* WHAT IS BEING ASKED
Copy out these items verbatim, starting from the first line and continuing up to and including the line that contains "The openings 41 is at (606, 582).".

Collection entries
....................

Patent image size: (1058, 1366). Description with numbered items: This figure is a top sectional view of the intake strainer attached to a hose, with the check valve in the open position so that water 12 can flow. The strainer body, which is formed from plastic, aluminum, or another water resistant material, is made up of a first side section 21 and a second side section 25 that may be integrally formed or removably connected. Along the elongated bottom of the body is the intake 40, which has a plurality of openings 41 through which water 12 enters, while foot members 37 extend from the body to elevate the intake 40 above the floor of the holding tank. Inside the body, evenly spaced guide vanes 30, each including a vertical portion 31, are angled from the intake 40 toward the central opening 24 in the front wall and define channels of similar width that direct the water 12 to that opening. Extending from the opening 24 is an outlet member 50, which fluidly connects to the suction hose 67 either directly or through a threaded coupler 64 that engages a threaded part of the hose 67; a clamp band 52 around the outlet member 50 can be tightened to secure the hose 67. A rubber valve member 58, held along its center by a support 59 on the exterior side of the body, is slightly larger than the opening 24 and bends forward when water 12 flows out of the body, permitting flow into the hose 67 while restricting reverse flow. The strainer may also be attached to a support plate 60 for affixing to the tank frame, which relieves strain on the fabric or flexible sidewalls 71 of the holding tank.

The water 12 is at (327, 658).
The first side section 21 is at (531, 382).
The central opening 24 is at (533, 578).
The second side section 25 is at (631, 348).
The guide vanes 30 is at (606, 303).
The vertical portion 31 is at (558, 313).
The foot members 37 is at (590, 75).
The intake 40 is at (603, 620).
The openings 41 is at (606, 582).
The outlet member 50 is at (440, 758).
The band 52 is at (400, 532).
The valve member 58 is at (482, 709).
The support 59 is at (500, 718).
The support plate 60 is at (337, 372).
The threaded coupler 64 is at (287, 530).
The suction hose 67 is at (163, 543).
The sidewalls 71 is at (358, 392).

....................

* EXPECTED OUTPUT
Patent image size: (1058, 1366). Description with numbered items: This figure is a top sectional view of the intake strainer attached to a hose, with the check valve in the open position so that water 12 can flow. The strainer body, which is formed from plastic, aluminum, or another water resistant material, is made up of a first side section 21 and a second side section 25 that may be integrally formed or removably connected. Along the elongated bottom of the body is the intake 40, which has a plurality of openings 41 through which water 12 enters, while foot members 37 extend from the body to elevate the intake 40 above the floor of the holding tank. Inside the body, evenly spaced guide vanes 30, each including a vertical portion 31, are angled from the intake 40 toward the central opening 24 in the front wall and define channels of similar width that direct the water 12 to that opening. Extending from the opening 24 is an outlet member 50, which fluidly connects to the suction hose 67 either directly or through a threaded coupler 64 that engages a threaded part of the hose 67; a clamp band 52 around the outlet member 50 can be tightened to secure the hose 67. A rubber valve member 58, held along its center by a support 59 on the exterior side of the body, is slightly larger than the opening 24 and bends forward when water 12 flows out of the body, permitting flow into the hose 67 while restricting reverse flow. The strainer may also be attached to a support plate 60 for affixing to the tank frame, which relieves strain on the fabric or flexible sidewalls 71 of the holding tank.

The water 12 is at (327, 658).
The first side section 21 is at (531, 382).
The central opening 24 is at (533, 578).
The second side section 25 is at (631, 348).
The guide vanes 30 is at (606, 303).
The vertical portion 31 is at (558, 313).
The foot members 37 is at (590, 75).
The intake 40 is at (603, 620).
The openings 41 is at (606, 582).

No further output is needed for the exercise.